#### Given passage ####
On the second issue pertaining to demand of service tax of Rs. 63,207/- on RCM for foreign remittances, the learned Chartered Accountant did not press on the ground taken in appeal memo in this regard considering the amount involved. He however contested the imposition of general penalty under Section 77 as legally not sustainable in view of the provisions of Section 80 of the Act.

5. On the other hand, the learned Authorized Representative while reiterating the findings made by the learned Commissioner supported the impugned order. He submitted that since credit has been availed by Registered Office of appellant which has been distributed to manufacturing locations, the credit is rightly recoverable from said office which is registered ISD. He also submitted that since loan amount has not been availed by appellant, there cannot be said to be receipt of service. He accordingly prayed that the demand be confirmed and the appeal be rejected.

6. Heard both sides and perused the appeal records.

7. In the instant case, the issue that remains to be decided by us with regard to eligibility to avail Cenvat Credit in hands of appellant on services rendered by Axis Bank and whether recovery can be made of the alleged wrong credit.
#### Recorded information ####
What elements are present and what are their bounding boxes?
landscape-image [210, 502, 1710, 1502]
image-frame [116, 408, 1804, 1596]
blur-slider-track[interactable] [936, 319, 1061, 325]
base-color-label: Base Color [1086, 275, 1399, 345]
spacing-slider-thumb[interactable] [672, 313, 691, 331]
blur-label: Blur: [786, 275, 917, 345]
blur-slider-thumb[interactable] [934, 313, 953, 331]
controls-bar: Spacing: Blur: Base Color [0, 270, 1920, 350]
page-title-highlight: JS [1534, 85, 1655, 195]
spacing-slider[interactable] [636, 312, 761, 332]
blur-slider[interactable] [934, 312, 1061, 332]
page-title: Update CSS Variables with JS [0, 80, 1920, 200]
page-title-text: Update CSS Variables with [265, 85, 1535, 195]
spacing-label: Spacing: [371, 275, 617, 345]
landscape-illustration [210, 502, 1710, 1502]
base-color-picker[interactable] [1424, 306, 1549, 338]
####
**Your instructions**
For each statement, say yes or no according to the appeal passage, and quote the words from it that settle the answer.
1. The learned Chartered Accountant pressed the appeal ground about the service tax demand of Rs. 63,207/-.
2. The learned Authorized Representative asked that the appeal be rejected.
3. The credit was availed by the appellant's manufacturing locations.
The records are separate material and are not connected to the text.

**Solved problem**
1. No: "the learned Chartered Accountant did not press on the ground taken in appeal memo in this regard considering the amount involved"
2. Yes: "He accordingly prayed that the demand be confirmed and the appeal be rejected"
3. No: "credit has been availed by Registered Office of appellant which has been distributed to manufacturing locations"